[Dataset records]
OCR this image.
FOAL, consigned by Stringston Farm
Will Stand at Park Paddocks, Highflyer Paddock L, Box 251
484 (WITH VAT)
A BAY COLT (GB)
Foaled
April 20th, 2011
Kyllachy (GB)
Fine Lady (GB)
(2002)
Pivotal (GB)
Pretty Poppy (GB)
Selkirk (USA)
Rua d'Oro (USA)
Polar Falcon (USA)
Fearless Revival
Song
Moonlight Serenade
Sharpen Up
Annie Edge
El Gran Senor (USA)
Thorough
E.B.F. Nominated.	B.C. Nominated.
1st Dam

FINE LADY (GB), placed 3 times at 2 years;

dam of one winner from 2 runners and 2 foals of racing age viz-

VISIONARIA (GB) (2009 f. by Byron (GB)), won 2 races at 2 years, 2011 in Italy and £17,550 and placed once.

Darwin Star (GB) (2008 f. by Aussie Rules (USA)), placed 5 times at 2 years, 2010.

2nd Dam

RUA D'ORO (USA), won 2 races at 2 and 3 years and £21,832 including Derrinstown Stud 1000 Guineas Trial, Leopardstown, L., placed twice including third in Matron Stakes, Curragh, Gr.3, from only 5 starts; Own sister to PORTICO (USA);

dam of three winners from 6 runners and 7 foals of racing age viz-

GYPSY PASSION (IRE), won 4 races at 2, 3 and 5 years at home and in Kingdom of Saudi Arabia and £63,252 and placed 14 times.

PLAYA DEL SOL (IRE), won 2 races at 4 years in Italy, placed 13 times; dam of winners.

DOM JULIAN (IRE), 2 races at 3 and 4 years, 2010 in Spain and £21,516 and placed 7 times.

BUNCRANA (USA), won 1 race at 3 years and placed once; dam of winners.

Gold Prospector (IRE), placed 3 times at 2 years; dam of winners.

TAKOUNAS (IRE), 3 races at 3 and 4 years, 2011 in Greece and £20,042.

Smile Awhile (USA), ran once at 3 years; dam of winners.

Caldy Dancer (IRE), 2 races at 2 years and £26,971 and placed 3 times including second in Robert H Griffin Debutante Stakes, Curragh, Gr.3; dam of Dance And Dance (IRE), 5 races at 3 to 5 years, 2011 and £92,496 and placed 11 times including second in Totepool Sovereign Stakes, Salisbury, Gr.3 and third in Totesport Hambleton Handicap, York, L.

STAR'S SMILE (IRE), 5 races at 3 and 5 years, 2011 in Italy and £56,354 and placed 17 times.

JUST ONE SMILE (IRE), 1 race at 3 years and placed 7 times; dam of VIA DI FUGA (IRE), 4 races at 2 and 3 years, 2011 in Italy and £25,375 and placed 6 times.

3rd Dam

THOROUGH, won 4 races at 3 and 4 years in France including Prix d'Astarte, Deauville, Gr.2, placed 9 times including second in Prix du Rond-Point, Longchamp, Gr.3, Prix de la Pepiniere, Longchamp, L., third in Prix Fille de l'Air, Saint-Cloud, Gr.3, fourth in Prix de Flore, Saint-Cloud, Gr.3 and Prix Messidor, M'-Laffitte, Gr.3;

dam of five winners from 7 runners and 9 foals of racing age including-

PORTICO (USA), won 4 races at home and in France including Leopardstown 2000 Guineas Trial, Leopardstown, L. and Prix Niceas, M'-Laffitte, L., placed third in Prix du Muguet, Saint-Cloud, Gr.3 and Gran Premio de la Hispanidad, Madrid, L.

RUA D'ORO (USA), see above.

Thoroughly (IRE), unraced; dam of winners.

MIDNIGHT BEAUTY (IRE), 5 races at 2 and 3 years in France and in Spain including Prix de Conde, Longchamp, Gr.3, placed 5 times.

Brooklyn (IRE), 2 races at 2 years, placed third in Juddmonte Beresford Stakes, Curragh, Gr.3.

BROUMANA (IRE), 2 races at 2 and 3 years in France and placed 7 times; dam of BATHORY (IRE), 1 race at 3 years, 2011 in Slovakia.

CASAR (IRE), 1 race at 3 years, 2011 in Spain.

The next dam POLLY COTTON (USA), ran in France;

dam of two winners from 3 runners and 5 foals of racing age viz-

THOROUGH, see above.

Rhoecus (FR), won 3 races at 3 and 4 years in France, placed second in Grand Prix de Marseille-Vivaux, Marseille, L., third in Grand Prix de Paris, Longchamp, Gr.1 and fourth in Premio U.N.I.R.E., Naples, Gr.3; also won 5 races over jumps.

**PROBLEM TO WORK ON:** Copy out each line of the entries that holds "above".

**TASK SOLUTION:**
RUA D'ORO (USA), see above.
THOROUGH, see above.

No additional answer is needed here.